#### STATED GOAL
Extract, from the records beneath this instruction, each line that contains the word "Read".

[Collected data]
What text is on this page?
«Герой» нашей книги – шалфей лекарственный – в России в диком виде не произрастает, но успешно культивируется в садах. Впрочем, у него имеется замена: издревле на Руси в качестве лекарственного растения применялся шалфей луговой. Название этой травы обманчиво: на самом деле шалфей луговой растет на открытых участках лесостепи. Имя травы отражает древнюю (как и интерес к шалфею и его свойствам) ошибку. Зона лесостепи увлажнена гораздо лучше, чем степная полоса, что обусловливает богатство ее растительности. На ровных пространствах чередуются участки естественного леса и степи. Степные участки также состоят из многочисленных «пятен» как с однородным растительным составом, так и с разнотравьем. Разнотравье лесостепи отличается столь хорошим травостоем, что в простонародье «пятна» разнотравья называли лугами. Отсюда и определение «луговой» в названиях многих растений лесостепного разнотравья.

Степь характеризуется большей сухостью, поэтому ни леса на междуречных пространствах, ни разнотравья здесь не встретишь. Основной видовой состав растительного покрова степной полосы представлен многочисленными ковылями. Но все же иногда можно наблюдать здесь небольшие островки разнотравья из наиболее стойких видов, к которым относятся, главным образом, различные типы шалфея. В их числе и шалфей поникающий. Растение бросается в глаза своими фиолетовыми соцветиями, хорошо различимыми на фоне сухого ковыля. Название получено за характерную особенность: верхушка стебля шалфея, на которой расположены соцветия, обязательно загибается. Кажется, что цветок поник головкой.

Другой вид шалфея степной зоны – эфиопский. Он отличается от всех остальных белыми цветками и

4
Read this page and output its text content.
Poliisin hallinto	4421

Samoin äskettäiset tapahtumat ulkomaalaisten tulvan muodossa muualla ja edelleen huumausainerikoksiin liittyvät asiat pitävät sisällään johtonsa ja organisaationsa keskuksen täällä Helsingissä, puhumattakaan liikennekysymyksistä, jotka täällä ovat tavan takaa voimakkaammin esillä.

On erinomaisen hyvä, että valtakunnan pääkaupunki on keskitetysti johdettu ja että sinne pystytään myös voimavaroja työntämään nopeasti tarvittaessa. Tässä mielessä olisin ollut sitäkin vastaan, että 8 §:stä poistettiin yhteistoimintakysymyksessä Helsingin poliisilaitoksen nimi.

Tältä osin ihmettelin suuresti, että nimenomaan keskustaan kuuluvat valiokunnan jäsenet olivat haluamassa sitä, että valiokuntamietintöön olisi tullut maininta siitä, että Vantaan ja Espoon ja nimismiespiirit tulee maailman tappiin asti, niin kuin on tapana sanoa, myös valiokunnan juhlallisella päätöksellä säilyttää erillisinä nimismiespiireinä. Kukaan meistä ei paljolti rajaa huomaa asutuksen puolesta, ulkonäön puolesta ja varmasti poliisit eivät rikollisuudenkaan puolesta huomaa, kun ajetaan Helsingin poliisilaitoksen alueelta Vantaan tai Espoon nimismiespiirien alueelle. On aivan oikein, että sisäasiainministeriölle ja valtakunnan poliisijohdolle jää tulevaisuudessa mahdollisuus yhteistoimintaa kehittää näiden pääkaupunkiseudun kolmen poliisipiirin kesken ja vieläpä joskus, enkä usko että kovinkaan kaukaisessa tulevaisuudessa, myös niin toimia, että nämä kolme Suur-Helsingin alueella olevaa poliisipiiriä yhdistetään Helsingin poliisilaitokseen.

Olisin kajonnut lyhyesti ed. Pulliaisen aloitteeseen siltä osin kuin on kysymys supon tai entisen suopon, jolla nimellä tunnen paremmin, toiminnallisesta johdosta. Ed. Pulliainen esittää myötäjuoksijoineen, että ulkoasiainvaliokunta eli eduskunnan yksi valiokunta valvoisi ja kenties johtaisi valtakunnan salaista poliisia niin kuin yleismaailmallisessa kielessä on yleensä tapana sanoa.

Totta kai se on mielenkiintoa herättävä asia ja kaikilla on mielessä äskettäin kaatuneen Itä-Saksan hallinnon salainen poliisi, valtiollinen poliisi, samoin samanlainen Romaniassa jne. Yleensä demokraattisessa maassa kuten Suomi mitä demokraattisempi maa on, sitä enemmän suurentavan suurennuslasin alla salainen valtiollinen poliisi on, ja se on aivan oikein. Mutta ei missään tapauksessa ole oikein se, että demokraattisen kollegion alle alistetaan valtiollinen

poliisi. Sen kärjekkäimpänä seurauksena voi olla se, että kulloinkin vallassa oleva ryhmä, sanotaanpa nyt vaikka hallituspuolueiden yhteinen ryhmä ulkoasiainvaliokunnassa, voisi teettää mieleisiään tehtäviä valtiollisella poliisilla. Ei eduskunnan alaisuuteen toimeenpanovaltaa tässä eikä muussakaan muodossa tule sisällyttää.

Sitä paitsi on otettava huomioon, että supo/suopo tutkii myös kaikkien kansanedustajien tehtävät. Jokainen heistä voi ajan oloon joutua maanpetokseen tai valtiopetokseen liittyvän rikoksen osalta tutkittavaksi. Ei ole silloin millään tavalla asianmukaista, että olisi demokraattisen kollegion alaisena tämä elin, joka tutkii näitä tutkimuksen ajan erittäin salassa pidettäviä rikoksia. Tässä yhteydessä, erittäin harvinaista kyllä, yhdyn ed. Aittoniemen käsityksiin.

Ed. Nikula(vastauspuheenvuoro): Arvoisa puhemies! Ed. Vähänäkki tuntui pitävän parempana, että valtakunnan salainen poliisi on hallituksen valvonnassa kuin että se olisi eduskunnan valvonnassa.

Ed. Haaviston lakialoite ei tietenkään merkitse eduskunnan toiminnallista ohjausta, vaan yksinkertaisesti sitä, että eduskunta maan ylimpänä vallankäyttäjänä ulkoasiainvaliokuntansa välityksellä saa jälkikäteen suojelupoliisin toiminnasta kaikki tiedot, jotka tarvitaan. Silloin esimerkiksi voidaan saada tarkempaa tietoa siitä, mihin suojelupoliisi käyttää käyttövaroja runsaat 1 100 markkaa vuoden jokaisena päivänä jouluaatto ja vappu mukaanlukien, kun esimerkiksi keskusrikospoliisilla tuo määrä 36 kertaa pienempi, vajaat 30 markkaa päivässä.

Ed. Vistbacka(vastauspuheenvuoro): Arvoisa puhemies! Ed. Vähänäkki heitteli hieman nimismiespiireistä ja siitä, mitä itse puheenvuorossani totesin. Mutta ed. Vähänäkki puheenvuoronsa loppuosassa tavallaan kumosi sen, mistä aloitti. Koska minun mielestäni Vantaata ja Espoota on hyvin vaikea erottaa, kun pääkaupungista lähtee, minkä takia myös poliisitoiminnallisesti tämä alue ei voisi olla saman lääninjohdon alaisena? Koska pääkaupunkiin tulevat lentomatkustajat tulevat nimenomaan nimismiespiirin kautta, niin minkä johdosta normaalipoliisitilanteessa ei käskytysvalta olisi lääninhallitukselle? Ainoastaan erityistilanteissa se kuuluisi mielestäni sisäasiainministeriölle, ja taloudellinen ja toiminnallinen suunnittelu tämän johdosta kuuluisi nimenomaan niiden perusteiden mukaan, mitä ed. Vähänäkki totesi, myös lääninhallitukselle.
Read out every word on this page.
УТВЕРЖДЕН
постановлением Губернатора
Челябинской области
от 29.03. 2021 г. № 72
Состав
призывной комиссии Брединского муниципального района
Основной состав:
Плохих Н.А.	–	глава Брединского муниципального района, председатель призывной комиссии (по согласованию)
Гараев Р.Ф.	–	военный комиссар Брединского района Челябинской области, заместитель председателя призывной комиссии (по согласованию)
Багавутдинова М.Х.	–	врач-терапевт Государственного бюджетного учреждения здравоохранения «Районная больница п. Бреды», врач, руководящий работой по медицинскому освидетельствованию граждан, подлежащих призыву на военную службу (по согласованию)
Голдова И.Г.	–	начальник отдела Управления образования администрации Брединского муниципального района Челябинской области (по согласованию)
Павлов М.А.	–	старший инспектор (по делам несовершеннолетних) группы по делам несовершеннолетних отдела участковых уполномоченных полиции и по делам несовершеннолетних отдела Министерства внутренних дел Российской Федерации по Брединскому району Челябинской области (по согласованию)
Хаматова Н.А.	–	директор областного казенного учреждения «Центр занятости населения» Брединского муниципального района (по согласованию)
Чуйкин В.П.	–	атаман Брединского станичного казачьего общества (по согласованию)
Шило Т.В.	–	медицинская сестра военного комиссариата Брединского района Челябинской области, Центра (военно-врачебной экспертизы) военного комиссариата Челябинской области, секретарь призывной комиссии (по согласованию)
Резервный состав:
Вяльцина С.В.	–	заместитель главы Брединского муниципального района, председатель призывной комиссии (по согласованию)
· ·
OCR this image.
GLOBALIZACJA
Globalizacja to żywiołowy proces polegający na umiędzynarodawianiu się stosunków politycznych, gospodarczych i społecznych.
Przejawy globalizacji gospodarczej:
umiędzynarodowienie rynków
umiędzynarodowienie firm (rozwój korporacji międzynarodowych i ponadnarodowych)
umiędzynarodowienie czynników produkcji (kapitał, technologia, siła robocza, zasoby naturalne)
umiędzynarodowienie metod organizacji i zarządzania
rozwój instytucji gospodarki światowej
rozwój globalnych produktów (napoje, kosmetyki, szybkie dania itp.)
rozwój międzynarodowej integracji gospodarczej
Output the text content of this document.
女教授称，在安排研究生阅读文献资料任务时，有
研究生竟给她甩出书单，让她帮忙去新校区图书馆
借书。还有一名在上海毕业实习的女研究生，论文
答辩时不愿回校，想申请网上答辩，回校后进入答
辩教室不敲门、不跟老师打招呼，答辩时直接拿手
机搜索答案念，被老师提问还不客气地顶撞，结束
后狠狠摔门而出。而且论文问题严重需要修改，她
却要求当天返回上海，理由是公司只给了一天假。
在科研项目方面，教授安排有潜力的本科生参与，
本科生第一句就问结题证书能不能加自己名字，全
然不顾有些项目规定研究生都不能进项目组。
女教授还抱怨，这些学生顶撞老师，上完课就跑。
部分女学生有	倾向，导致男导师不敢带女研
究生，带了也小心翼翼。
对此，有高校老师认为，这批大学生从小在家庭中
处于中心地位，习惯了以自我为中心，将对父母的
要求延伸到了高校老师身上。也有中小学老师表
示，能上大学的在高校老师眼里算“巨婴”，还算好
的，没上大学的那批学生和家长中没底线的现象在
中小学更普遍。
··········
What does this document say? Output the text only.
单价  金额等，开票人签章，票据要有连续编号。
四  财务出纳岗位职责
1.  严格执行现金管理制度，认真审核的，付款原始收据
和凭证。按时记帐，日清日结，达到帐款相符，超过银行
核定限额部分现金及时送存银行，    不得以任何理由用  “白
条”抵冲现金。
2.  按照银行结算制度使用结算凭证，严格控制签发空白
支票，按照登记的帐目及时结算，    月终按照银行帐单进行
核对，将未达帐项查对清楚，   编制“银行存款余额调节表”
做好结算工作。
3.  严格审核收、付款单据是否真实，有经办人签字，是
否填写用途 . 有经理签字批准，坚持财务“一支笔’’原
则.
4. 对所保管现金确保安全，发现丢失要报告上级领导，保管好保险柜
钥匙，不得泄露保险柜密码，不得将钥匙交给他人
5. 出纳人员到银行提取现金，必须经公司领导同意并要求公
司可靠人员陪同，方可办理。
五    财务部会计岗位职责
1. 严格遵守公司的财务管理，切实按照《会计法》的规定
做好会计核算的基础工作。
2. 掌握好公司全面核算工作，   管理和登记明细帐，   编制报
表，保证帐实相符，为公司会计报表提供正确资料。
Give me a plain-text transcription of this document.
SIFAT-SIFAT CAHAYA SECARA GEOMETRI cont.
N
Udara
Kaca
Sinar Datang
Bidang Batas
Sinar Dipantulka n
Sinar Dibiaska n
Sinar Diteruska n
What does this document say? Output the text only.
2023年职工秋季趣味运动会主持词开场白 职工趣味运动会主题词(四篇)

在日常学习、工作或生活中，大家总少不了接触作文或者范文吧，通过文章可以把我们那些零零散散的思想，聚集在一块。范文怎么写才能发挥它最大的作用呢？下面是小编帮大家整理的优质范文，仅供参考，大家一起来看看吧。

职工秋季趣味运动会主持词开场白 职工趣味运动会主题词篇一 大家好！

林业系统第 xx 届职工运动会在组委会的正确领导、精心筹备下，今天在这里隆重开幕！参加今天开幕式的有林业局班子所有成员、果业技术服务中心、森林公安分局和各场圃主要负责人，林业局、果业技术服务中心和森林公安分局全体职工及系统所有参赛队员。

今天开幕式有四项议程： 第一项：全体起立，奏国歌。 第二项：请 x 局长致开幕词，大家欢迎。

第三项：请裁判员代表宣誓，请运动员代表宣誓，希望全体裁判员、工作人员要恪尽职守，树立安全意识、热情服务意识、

#### OUTPUT BELOW
Read this page and output its text content.
Read out every word on this page.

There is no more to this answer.